**PROBLEM DESCRIPTION**
Make an exact copy of the records, dropping all pictures.

[Records from a data source]
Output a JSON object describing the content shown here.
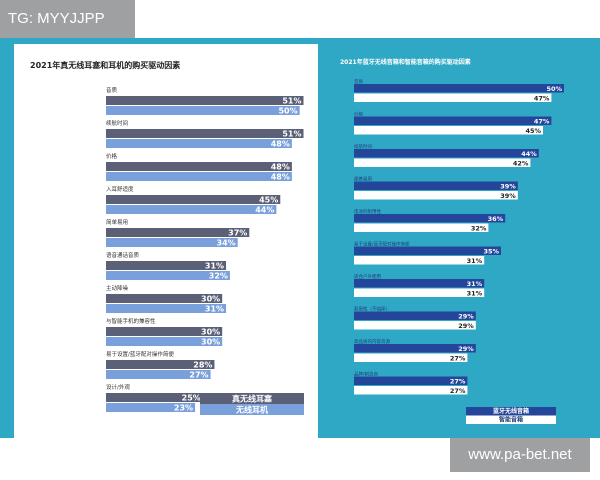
{
  "tag_label": "TG: MYYJJPP",
  "watermark": "www.pa-bet.net",
  "colors": {
    "teal_bg": "#2fa8c5",
    "left_series1": "#5b6077",
    "left_series2": "#7aa0dc",
    "right_series1": "#24469a",
    "right_series2": "#ffffff"
  },
  "chart_data": [
    {
      "type": "bar",
      "orientation": "horizontal",
      "title": "2021年真无线耳塞和耳机的购买驱动因素",
      "categories": [
        "音质",
        "续航时间",
        "价格",
        "入耳舒适度",
        "简单易用",
        "语音通话音质",
        "主动降噪",
        "与智能手机的兼容性",
        "易于设置/蓝牙配对操作简便",
        "设计/外观"
      ],
      "series": [
        {
          "name": "真无线耳塞",
          "values": [
            51,
            51,
            48,
            45,
            37,
            31,
            30,
            30,
            28,
            25
          ]
        },
        {
          "name": "无线耳机",
          "values": [
            50,
            48,
            48,
            44,
            34,
            32,
            31,
            30,
            27,
            23
          ]
        }
      ],
      "value_suffix": "%",
      "xlim": [
        0,
        55
      ],
      "legend_position": "bottom-right",
      "grid": false
    },
    {
      "type": "bar",
      "orientation": "horizontal",
      "title": "2021年蓝牙无线音箱和智能音箱的购买驱动因素",
      "categories": [
        "音质",
        "价格",
        "续航时间",
        "便携易用",
        "电池的耐用性",
        "易于设置/蓝牙配对操作简便",
        "适合户外使用",
        "耐用性（不怕摔）",
        "高品质的内容资源",
        "品牌/制造商"
      ],
      "series": [
        {
          "name": "蓝牙无线音箱",
          "values": [
            50,
            47,
            44,
            39,
            36,
            35,
            31,
            29,
            29,
            27
          ]
        },
        {
          "name": "智能音箱",
          "values": [
            47,
            45,
            42,
            39,
            32,
            31,
            31,
            29,
            27,
            27
          ]
        }
      ],
      "value_suffix": "%",
      "xlim": [
        0,
        55
      ],
      "legend_position": "bottom-right",
      "grid": false
    }
  ]
}
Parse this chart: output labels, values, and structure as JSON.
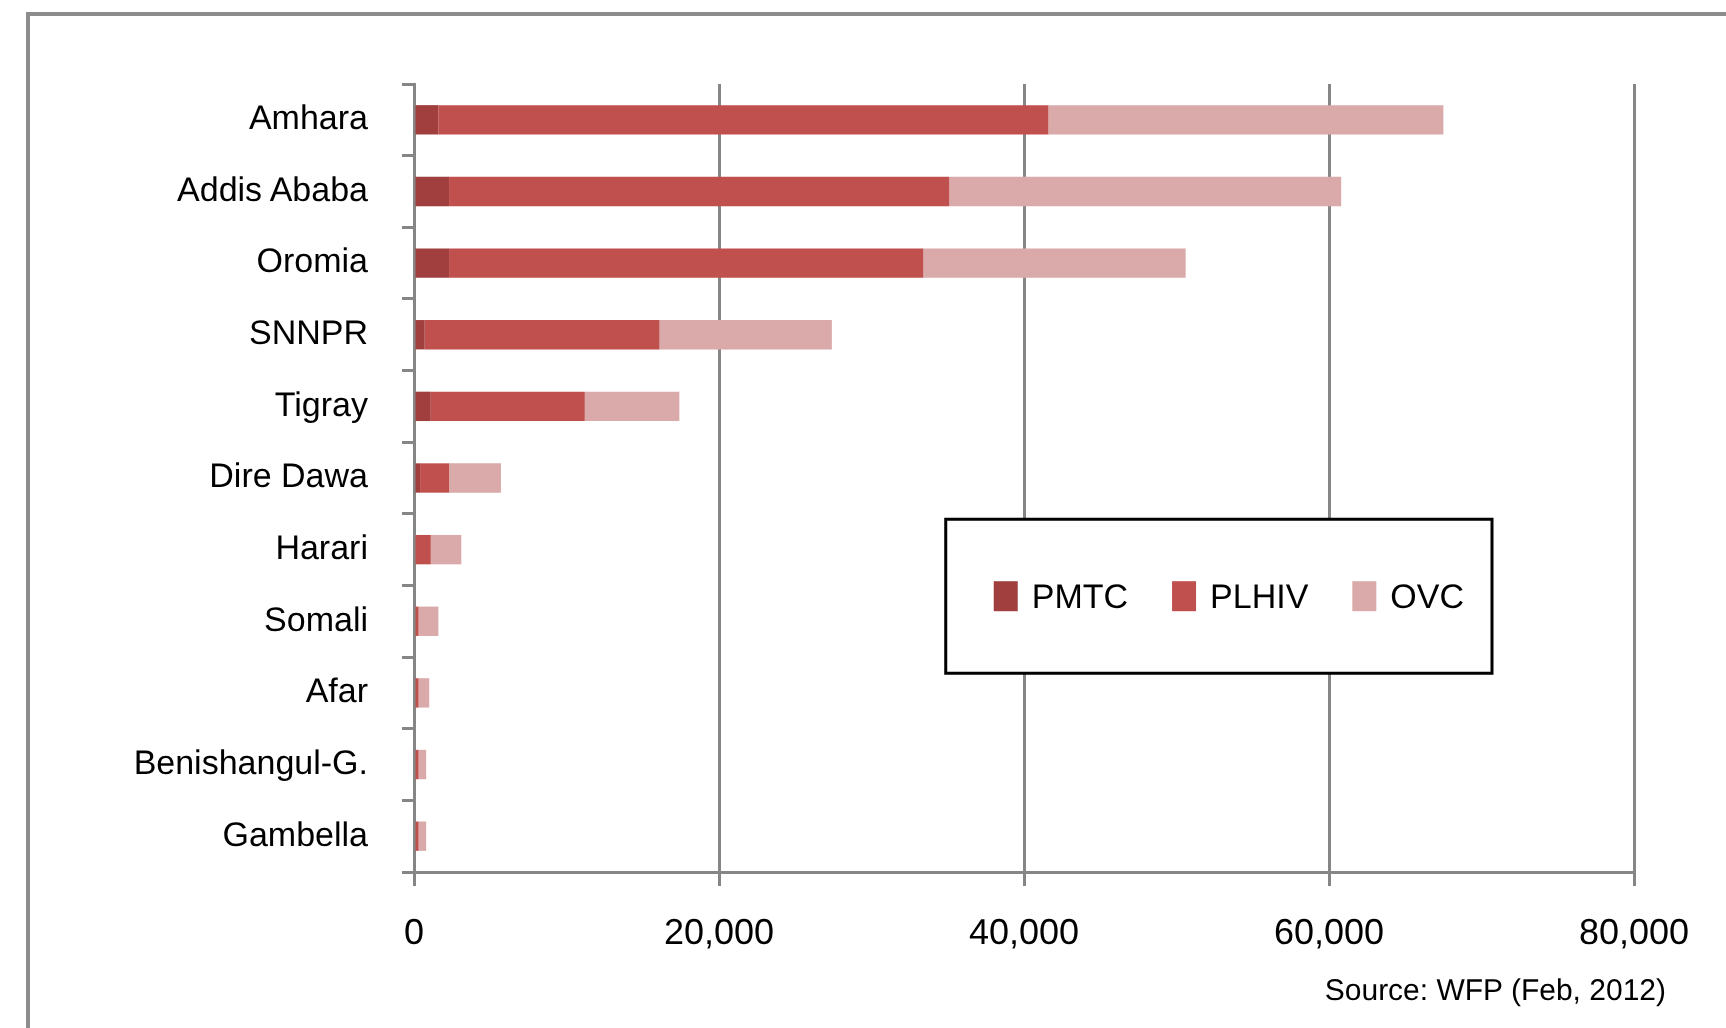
{
  "chart_data": {
    "type": "bar",
    "orientation": "horizontal",
    "stacked": true,
    "categories": [
      "Amhara",
      "Addis Ababa",
      "Oromia",
      "SNNPR",
      "Tigray",
      "Dire Dawa",
      "Harari",
      "Somali",
      "Afar",
      "Benishangul-G.",
      "Gambella"
    ],
    "series": [
      {
        "name": "PMTC",
        "color": "#a03f3e",
        "values": [
          1600,
          2300,
          2300,
          700,
          1100,
          400,
          null,
          null,
          null,
          null,
          null
        ]
      },
      {
        "name": "PLHIV",
        "color": "#c0504d",
        "values": [
          40000,
          32800,
          31100,
          15400,
          10100,
          1900,
          1100,
          300,
          300,
          300,
          300
        ]
      },
      {
        "name": "OVC",
        "color": "#daa9a9",
        "values": [
          25900,
          25700,
          17200,
          11300,
          6200,
          3400,
          2000,
          1300,
          700,
          500,
          500
        ]
      }
    ],
    "xlim": [
      0,
      80000
    ],
    "xticks": [
      0,
      {
        "value": 20000,
        "label": "20,000"
      },
      {
        "value": 40000,
        "label": "40,000"
      },
      {
        "value": 60000,
        "label": "60,000"
      },
      {
        "value": 80000,
        "label": "80,000"
      }
    ],
    "grid": "x",
    "legend": "right",
    "annotations": [
      "Source: WFP (Feb, 2012)"
    ]
  }
}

**THE RESULT**
Output a JSON object describing the content shown here.
{
  "tag_label": "TG: MYYJJPP",
  "watermark": "www.pa-bet.net",
  "colors": {
    "teal_bg": "#2fa8c5",
    "left_series1": "#5b6077",
    "left_series2": "#7aa0dc",
    "right_series1": "#24469a",
    "right_series2": "#ffffff"
  },
  "chart_data": [
    {
      "type": "bar",
      "orientation": "horizontal",
      "title": "2021年真无线耳塞和耳机的购买驱动因素",
      "categories": [
        "音质",
        "续航时间",
        "价格",
        "入耳舒适度",
        "简单易用",
        "语音通话音质",
        "主动降噪",
        "与智能手机的兼容性",
        "易于设置/蓝牙配对操作简便",
        "设计/外观"
      ],
      "series": [
        {
          "name": "真无线耳塞",
          "values": [
            51,
            51,
            48,
            45,
            37,
            31,
            30,
            30,
            28,
            25
          ]
        },
        {
          "name": "无线耳机",
          "values": [
            50,
            48,
            48,
            44,
            34,
            32,
            31,
            30,
            27,
            23
          ]
        }
      ],
      "value_suffix": "%",
      "xlim": [
        0,
        55
      ],
      "legend_position": "bottom-right",
      "grid": false
    },
    {
      "type": "bar",
      "orientation": "horizontal",
      "title": "2021年蓝牙无线音箱和智能音箱的购买驱动因素",
      "categories": [
        "音质",
        "价格",
        "续航时间",
        "便携易用",
        "电池的耐用性",
        "易于设置/蓝牙配对操作简便",
        "适合户外使用",
        "耐用性（不怕摔）",
        "高品质的内容资源",
        "品牌/制造商"
      ],
      "series": [
        {
          "name": "蓝牙无线音箱",
          "values": [
            50,
            47,
            44,
            39,
            36,
            35,
            31,
            29,
            29,
            27
          ]
        },
        {
          "name": "智能音箱",
          "values": [
            47,
            45,
            42,
            39,
            32,
            31,
            31,
            29,
            27,
            27
          ]
        }
      ],
      "value_suffix": "%",
      "xlim": [
        0,
        55
      ],
      "legend_position": "bottom-right",
      "grid": false
    }
  ]
}
Parse this chart: output labels, values, and structure as JSON.
{
  "chart_data": {
    "type": "bar",
    "orientation": "horizontal",
    "stacked": true,
    "categories": [
      "Amhara",
      "Addis Ababa",
      "Oromia",
      "SNNPR",
      "Tigray",
      "Dire Dawa",
      "Harari",
      "Somali",
      "Afar",
      "Benishangul-G.",
      "Gambella"
    ],
    "series": [
      {
        "name": "PMTC",
        "color": "#a03f3e",
        "values": [
          1600,
          2300,
          2300,
          700,
          1100,
          400,
          null,
          null,
          null,
          null,
          null
        ]
      },
      {
        "name": "PLHIV",
        "color": "#c0504d",
        "values": [
          40000,
          32800,
          31100,
          15400,
          10100,
          1900,
          1100,
          300,
          300,
          300,
          300
        ]
      },
      {
        "name": "OVC",
        "color": "#daa9a9",
        "values": [
          25900,
          25700,
          17200,
          11300,
          6200,
          3400,
          2000,
          1300,
          700,
          500,
          500
        ]
      }
    ],
    "xlim": [
      0,
      80000
    ],
    "xticks": [
      0,
      {
        "value": 20000,
        "label": "20,000"
      },
      {
        "value": 40000,
        "label": "40,000"
      },
      {
        "value": 60000,
        "label": "60,000"
      },
      {
        "value": 80000,
        "label": "80,000"
      }
    ],
    "grid": "x",
    "legend": "right",
    "annotations": [
      "Source: WFP (Feb, 2012)"
    ]
  }
}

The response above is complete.